### WHAT TO PRODUCE
Copy out the lines of the records below without changes, starting from the first line and ending with the line that contains "row-label: BBR (μg/mL) bbox=[10, 195, 71, 206]", including both of those lines.

### Layout element annotations
· · ·

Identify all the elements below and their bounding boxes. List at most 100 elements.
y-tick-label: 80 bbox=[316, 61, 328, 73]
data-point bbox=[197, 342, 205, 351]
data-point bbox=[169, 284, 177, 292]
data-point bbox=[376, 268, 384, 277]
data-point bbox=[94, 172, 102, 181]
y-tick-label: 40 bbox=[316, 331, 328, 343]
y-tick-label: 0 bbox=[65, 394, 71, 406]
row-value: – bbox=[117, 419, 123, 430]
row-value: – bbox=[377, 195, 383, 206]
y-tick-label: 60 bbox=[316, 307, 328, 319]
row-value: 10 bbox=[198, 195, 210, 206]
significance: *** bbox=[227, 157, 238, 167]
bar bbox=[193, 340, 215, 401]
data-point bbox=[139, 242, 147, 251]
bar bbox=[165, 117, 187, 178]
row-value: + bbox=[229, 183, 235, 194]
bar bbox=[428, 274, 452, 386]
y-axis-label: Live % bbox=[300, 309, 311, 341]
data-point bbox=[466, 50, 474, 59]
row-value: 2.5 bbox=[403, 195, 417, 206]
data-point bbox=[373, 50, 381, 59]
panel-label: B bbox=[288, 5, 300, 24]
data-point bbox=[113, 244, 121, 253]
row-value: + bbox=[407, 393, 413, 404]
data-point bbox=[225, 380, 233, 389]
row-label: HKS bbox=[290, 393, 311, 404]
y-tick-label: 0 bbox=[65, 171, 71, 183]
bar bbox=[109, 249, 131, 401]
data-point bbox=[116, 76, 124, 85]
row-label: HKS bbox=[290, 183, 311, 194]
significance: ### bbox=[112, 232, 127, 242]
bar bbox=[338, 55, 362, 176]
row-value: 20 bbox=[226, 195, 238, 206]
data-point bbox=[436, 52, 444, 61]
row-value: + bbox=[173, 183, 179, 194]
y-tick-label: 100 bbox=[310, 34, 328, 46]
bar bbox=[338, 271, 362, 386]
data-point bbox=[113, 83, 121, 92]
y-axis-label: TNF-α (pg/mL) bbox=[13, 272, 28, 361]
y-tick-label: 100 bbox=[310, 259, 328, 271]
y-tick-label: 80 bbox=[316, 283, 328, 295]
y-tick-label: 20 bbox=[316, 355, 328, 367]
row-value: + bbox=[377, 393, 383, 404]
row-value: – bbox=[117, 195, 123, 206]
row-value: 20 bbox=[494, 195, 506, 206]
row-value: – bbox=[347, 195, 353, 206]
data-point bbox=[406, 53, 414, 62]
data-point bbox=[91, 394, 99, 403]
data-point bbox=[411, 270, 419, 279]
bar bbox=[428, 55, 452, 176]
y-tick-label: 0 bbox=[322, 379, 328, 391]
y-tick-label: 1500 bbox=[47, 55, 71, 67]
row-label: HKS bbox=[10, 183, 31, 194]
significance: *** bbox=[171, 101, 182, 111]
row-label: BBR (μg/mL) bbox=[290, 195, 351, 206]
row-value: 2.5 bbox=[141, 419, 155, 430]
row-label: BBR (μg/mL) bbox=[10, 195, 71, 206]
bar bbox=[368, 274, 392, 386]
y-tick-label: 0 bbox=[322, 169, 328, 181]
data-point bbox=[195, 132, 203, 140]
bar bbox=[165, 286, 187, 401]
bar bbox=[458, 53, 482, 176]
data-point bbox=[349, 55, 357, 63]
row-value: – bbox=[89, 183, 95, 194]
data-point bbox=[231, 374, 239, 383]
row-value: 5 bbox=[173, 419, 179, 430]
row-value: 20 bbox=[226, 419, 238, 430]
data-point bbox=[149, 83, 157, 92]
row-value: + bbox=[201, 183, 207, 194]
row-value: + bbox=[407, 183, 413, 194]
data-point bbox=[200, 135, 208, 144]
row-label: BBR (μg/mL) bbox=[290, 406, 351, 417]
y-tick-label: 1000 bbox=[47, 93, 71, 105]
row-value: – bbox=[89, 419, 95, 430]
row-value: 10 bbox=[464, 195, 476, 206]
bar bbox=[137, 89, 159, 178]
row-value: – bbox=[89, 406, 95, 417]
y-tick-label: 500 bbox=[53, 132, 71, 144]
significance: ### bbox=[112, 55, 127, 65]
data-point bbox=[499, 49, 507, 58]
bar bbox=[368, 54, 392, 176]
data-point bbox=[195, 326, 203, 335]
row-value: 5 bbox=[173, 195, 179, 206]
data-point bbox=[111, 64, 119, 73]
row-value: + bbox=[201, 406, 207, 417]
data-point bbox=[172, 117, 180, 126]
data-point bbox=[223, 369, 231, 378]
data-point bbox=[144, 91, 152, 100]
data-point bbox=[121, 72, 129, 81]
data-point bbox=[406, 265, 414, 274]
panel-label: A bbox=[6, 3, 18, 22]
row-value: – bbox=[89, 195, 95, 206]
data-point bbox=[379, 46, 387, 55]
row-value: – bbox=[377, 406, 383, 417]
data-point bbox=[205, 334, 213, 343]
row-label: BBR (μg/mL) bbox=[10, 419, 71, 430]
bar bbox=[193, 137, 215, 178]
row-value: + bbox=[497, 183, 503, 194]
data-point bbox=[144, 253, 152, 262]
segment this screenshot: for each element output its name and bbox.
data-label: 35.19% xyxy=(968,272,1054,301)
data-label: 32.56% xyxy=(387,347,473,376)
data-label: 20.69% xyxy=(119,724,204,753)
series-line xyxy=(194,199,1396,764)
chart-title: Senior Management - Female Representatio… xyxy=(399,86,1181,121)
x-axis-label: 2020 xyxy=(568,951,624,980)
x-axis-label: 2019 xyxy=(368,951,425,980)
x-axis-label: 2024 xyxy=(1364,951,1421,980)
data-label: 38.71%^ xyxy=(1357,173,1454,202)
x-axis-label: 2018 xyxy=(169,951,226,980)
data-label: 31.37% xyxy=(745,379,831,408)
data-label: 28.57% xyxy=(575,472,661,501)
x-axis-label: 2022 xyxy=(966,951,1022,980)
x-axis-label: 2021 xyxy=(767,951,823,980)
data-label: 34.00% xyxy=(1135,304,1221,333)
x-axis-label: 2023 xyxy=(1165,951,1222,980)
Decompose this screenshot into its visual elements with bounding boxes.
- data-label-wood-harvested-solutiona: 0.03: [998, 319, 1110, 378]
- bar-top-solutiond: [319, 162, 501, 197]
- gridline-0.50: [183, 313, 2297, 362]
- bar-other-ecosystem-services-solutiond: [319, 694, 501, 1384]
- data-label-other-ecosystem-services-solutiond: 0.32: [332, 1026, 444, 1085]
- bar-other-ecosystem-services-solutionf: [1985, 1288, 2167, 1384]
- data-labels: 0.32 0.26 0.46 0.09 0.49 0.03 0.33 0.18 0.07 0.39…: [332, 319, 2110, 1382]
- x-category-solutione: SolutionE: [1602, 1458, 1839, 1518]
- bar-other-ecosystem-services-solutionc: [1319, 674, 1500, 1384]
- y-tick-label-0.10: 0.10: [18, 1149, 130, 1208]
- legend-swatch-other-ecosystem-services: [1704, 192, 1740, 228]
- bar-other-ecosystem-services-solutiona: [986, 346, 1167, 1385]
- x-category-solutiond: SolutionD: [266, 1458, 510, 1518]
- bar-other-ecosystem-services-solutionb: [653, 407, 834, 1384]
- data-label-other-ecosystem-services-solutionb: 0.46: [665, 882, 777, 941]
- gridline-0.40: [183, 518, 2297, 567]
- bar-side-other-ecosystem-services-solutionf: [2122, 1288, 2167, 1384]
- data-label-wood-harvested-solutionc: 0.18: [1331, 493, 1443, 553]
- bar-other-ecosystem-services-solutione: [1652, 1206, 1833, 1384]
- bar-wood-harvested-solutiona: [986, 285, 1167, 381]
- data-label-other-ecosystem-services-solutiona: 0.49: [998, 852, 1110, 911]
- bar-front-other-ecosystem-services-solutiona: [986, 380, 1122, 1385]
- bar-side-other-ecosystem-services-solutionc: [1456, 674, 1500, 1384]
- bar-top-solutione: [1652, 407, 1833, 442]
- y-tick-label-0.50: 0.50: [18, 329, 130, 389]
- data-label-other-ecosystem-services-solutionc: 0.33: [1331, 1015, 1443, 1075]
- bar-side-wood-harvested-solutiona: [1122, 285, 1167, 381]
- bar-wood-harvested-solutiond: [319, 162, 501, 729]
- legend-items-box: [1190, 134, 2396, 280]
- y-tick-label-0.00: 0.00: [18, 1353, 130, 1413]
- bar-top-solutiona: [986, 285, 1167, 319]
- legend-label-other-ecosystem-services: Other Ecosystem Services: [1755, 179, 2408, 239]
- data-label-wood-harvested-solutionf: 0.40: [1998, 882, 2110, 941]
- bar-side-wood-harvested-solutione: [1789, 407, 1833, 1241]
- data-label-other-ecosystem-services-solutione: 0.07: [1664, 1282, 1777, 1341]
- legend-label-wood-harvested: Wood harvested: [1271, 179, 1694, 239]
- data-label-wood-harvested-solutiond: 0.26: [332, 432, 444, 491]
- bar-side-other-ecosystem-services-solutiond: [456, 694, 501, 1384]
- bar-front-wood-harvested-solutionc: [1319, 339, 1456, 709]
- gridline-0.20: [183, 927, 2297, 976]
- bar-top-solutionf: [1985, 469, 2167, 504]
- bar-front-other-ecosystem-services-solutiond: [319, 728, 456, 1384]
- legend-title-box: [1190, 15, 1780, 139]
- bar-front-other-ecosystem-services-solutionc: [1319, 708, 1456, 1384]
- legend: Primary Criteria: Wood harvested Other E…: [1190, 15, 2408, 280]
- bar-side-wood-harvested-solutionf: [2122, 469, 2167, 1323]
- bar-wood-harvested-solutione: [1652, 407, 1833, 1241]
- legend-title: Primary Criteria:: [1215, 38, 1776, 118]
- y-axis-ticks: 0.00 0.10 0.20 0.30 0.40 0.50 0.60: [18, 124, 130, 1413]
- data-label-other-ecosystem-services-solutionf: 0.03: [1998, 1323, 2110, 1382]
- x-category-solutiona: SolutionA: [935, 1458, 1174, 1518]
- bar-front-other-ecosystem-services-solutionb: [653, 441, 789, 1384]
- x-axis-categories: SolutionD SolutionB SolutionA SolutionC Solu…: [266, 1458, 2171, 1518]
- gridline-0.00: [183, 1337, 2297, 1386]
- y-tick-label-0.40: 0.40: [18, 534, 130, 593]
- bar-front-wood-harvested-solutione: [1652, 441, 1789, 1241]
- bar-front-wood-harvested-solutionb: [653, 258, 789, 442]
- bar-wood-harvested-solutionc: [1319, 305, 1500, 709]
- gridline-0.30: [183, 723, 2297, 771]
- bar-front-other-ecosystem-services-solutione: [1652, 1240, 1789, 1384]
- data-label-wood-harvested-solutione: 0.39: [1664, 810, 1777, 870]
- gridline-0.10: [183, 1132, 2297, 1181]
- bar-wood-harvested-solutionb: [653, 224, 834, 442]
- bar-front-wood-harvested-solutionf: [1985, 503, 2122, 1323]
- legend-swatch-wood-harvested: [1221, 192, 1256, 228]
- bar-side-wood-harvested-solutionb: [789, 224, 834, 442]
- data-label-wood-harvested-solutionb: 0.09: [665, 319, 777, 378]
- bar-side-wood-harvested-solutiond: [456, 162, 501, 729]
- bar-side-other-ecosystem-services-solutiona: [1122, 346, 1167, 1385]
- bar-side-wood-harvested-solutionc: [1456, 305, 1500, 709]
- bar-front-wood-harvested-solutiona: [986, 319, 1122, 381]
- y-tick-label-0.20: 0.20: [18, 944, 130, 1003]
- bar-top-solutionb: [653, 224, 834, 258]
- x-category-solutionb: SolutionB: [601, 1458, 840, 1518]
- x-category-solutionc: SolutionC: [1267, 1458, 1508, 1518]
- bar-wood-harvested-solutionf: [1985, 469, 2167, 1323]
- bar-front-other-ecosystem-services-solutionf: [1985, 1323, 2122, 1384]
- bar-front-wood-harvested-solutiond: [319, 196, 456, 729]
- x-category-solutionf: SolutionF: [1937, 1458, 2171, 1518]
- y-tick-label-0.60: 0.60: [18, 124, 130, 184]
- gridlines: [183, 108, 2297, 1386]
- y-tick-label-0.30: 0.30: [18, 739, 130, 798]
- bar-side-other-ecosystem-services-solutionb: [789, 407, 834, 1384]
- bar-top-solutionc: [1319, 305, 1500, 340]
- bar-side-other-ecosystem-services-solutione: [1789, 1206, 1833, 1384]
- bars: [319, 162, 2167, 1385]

· · ·

### PROBLEM SOLUTION
Identify all the elements below and their bounding boxes. List at most 100 elements.
y-tick-label: 80 bbox=[316, 61, 328, 73]
data-point bbox=[197, 342, 205, 351]
data-point bbox=[169, 284, 177, 292]
data-point bbox=[376, 268, 384, 277]
data-point bbox=[94, 172, 102, 181]
y-tick-label: 40 bbox=[316, 331, 328, 343]
y-tick-label: 0 bbox=[65, 394, 71, 406]
row-value: – bbox=[117, 419, 123, 430]
row-value: – bbox=[377, 195, 383, 206]
y-tick-label: 60 bbox=[316, 307, 328, 319]
row-value: 10 bbox=[198, 195, 210, 206]
significance: *** bbox=[227, 157, 238, 167]
bar bbox=[193, 340, 215, 401]
data-point bbox=[139, 242, 147, 251]
bar bbox=[165, 117, 187, 178]
row-value: + bbox=[229, 183, 235, 194]
bar bbox=[428, 274, 452, 386]
y-axis-label: Live % bbox=[300, 309, 311, 341]
data-point bbox=[466, 50, 474, 59]
row-value: 2.5 bbox=[403, 195, 417, 206]
data-point bbox=[373, 50, 381, 59]
panel-label: B bbox=[288, 5, 300, 24]
data-point bbox=[113, 244, 121, 253]
row-value: + bbox=[407, 393, 413, 404]
data-point bbox=[225, 380, 233, 389]
row-label: HKS bbox=[290, 393, 311, 404]
y-tick-label: 0 bbox=[65, 171, 71, 183]
bar bbox=[109, 249, 131, 401]
data-point bbox=[116, 76, 124, 85]
row-label: HKS bbox=[290, 183, 311, 194]
significance: ### bbox=[112, 232, 127, 242]
bar bbox=[338, 55, 362, 176]
row-value: 20 bbox=[226, 195, 238, 206]
data-point bbox=[436, 52, 444, 61]
row-value: + bbox=[173, 183, 179, 194]
y-tick-label: 100 bbox=[310, 34, 328, 46]
bar bbox=[338, 271, 362, 386]
data-point bbox=[113, 83, 121, 92]
y-axis-label: TNF-α (pg/mL) bbox=[13, 272, 28, 361]
y-tick-label: 100 bbox=[310, 259, 328, 271]
y-tick-label: 80 bbox=[316, 283, 328, 295]
y-tick-label: 20 bbox=[316, 355, 328, 367]
row-value: + bbox=[377, 393, 383, 404]
row-value: – bbox=[117, 195, 123, 206]
row-value: 20 bbox=[494, 195, 506, 206]
row-value: – bbox=[347, 195, 353, 206]
data-point bbox=[406, 53, 414, 62]
data-point bbox=[91, 394, 99, 403]
data-point bbox=[411, 270, 419, 279]
bar bbox=[428, 55, 452, 176]
y-tick-label: 0 bbox=[322, 379, 328, 391]
y-tick-label: 1500 bbox=[47, 55, 71, 67]
row-label: HKS bbox=[10, 183, 31, 194]
significance: *** bbox=[171, 101, 182, 111]
row-label: BBR (μg/mL) bbox=[290, 195, 351, 206]
row-value: 2.5 bbox=[141, 419, 155, 430]
row-label: BBR (μg/mL) bbox=[10, 195, 71, 206]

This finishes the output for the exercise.